(A block of data)
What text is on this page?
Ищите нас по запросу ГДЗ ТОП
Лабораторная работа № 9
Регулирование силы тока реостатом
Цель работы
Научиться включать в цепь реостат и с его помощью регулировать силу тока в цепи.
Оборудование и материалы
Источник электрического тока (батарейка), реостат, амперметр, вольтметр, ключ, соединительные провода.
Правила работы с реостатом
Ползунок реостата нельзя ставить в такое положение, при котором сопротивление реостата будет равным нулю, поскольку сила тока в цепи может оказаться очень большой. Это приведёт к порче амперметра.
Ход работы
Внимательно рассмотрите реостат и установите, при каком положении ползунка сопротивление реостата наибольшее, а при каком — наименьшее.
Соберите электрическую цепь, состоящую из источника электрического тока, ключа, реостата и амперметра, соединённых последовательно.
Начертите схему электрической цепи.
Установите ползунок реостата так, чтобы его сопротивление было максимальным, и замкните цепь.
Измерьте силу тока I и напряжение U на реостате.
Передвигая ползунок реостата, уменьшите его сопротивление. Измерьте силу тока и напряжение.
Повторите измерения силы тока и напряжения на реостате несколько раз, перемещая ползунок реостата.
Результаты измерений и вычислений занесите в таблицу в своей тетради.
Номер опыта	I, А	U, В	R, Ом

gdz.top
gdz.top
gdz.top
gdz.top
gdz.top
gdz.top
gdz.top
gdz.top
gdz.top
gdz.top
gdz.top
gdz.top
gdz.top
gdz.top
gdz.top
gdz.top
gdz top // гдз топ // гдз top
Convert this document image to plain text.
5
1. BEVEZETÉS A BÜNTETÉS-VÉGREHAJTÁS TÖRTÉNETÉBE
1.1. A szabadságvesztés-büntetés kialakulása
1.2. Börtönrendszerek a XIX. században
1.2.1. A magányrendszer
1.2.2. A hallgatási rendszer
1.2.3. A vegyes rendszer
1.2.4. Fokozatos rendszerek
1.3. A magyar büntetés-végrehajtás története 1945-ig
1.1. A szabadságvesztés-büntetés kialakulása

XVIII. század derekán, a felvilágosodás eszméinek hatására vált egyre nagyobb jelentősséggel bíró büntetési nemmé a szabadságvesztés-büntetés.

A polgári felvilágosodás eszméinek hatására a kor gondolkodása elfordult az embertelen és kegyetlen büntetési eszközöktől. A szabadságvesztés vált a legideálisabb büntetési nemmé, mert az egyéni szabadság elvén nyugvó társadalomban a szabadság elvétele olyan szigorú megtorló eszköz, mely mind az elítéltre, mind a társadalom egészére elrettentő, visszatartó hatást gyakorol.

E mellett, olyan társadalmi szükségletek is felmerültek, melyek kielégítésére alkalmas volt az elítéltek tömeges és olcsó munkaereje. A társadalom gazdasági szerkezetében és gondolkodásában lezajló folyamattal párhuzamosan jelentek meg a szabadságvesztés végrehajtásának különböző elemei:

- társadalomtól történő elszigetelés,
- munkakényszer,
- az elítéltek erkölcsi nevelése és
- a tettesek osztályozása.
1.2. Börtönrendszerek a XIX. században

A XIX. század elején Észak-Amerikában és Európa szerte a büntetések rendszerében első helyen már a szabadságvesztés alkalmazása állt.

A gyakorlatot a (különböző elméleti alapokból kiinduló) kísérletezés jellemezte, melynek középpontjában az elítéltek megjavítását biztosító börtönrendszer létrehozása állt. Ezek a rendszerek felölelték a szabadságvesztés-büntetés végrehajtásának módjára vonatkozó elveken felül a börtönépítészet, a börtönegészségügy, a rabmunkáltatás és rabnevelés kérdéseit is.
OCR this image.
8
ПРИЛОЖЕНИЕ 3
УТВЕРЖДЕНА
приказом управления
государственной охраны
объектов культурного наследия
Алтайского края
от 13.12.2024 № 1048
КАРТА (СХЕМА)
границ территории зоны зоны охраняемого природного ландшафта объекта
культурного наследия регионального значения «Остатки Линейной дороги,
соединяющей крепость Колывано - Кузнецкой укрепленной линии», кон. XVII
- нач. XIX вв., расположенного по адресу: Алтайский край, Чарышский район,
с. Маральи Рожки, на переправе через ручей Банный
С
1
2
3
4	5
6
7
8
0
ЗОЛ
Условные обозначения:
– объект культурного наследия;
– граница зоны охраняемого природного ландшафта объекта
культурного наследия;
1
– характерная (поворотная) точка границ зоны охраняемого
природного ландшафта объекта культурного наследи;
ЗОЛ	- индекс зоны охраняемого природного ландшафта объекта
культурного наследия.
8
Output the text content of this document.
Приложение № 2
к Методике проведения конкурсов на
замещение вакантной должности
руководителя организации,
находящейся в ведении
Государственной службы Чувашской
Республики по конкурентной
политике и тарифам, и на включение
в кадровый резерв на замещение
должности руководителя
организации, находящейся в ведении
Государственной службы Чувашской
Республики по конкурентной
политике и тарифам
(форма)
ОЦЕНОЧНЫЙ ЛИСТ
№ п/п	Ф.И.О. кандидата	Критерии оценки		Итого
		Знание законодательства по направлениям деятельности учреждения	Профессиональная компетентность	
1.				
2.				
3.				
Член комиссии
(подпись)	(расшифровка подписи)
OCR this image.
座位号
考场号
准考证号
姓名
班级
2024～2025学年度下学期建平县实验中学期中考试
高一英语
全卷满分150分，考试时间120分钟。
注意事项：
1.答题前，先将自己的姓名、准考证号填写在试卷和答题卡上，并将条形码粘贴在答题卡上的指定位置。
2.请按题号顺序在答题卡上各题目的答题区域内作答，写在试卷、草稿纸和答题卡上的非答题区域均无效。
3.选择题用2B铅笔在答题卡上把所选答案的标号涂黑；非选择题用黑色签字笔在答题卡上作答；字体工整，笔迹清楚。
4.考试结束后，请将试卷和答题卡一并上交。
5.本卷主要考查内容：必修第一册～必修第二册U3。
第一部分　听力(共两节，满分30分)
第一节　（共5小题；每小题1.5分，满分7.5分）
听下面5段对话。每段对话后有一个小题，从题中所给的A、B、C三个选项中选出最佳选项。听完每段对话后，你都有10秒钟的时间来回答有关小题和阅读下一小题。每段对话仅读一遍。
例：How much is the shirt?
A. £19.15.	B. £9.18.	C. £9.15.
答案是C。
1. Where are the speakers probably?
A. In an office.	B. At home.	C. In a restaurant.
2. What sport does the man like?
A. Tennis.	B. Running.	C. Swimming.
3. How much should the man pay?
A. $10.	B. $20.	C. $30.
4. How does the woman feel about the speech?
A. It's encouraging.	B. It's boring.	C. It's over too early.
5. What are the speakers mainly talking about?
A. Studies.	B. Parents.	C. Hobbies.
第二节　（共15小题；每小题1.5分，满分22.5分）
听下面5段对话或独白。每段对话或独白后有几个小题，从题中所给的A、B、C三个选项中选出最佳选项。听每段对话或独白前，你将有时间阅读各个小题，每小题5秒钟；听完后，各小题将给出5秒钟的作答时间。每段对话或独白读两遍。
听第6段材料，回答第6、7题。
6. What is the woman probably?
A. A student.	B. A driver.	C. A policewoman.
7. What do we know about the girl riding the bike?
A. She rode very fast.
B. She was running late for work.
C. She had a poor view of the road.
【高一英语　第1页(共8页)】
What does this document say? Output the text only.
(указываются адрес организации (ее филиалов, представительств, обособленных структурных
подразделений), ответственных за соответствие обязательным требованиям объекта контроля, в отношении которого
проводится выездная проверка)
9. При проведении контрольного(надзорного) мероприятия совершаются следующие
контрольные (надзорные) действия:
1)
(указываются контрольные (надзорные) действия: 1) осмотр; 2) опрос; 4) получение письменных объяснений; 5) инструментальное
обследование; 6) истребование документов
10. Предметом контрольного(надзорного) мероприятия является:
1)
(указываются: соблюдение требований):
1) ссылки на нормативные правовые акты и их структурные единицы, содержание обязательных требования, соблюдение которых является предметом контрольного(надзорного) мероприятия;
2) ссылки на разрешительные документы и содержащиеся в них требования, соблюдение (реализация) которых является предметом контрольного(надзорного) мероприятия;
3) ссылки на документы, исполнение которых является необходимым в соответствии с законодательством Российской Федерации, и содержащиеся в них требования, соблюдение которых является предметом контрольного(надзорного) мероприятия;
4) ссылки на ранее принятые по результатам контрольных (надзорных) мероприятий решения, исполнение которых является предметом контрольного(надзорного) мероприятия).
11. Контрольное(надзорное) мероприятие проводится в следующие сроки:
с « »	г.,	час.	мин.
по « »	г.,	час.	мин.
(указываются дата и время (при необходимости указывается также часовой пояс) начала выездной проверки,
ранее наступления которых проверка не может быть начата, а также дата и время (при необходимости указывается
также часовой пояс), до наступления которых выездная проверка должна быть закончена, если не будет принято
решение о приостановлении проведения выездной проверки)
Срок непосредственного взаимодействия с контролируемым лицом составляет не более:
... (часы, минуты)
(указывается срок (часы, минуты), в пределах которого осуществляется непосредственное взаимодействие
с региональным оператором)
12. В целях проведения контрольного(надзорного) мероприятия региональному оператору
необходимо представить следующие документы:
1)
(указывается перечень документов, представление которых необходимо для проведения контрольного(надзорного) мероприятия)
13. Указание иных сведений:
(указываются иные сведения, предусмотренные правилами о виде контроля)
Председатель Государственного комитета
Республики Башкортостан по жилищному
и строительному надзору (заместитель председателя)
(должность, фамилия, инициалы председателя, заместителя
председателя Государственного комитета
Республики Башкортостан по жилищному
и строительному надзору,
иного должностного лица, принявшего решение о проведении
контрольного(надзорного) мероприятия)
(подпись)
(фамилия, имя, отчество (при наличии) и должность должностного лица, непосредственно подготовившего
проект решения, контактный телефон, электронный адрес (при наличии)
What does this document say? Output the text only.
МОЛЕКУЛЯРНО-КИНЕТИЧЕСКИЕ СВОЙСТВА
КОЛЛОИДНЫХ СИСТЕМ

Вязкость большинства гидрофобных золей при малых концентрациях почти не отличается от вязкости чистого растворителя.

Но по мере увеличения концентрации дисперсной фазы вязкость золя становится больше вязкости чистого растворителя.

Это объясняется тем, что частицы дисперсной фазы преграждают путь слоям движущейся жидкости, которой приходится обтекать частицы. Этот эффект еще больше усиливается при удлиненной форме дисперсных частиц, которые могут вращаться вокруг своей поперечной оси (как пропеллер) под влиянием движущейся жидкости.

▶ **Work to do**
From the data above, count the lines where "решения" occurs and give that figure and nothing else.

▶ **Task output**
2